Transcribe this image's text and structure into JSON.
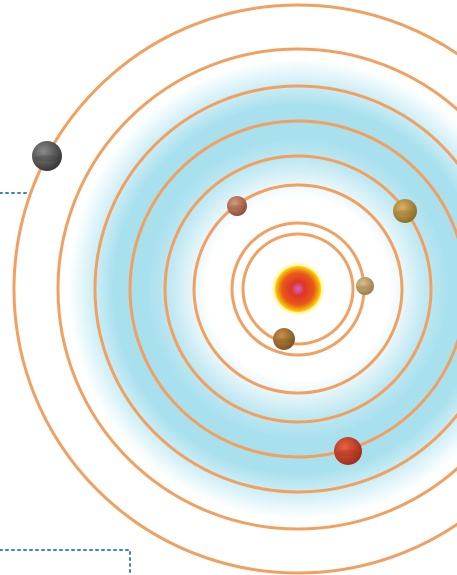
{
  "colors": {
    "background": "#ffffff",
    "orbit": "#f0a060",
    "habitable_zone": "#a8e0ee",
    "leader_line": "#3a8aa8",
    "star_core": "#d43a28",
    "star_corona": "#ffd800"
  },
  "star": {
    "name": "star",
    "colors": [
      "#c86ad0",
      "#e03428",
      "#f07a10",
      "#ffd800"
    ]
  },
  "orbits": [
    {
      "name": "orbit-1",
      "order": 1
    },
    {
      "name": "orbit-2",
      "order": 2
    },
    {
      "name": "orbit-3",
      "order": 3
    },
    {
      "name": "orbit-4",
      "order": 4
    },
    {
      "name": "orbit-5",
      "order": 5
    },
    {
      "name": "orbit-6",
      "order": 6
    },
    {
      "name": "orbit-7",
      "order": 7
    },
    {
      "name": "orbit-8",
      "order": 8
    }
  ],
  "planets": [
    {
      "name": "planet-1",
      "orbit": 1,
      "colors": [
        "#d8c08a",
        "#9a7a48"
      ]
    },
    {
      "name": "planet-2",
      "orbit": 2,
      "colors": [
        "#c8924a",
        "#7a5020"
      ]
    },
    {
      "name": "planet-3",
      "orbit": 3,
      "colors": [
        "#d89a7a",
        "#8a4a3a"
      ]
    },
    {
      "name": "planet-4",
      "orbit": 5,
      "colors": [
        "#d8b060",
        "#8a6a28"
      ]
    },
    {
      "name": "planet-5",
      "orbit": 6,
      "colors": [
        "#e86040",
        "#9a2a18"
      ]
    },
    {
      "name": "planet-6",
      "orbit": 8,
      "colors": [
        "#8a8a8a",
        "#333333"
      ]
    }
  ]
}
+++
> [What needs to be done]: Where a line in the entries holds the word "order", copy that line.

> [Task solution]:
      "order": 1
      "order": 2
      "order": 3
      "order": 4
      "order": 5
      "order": 6
      "order": 7
      "order": 8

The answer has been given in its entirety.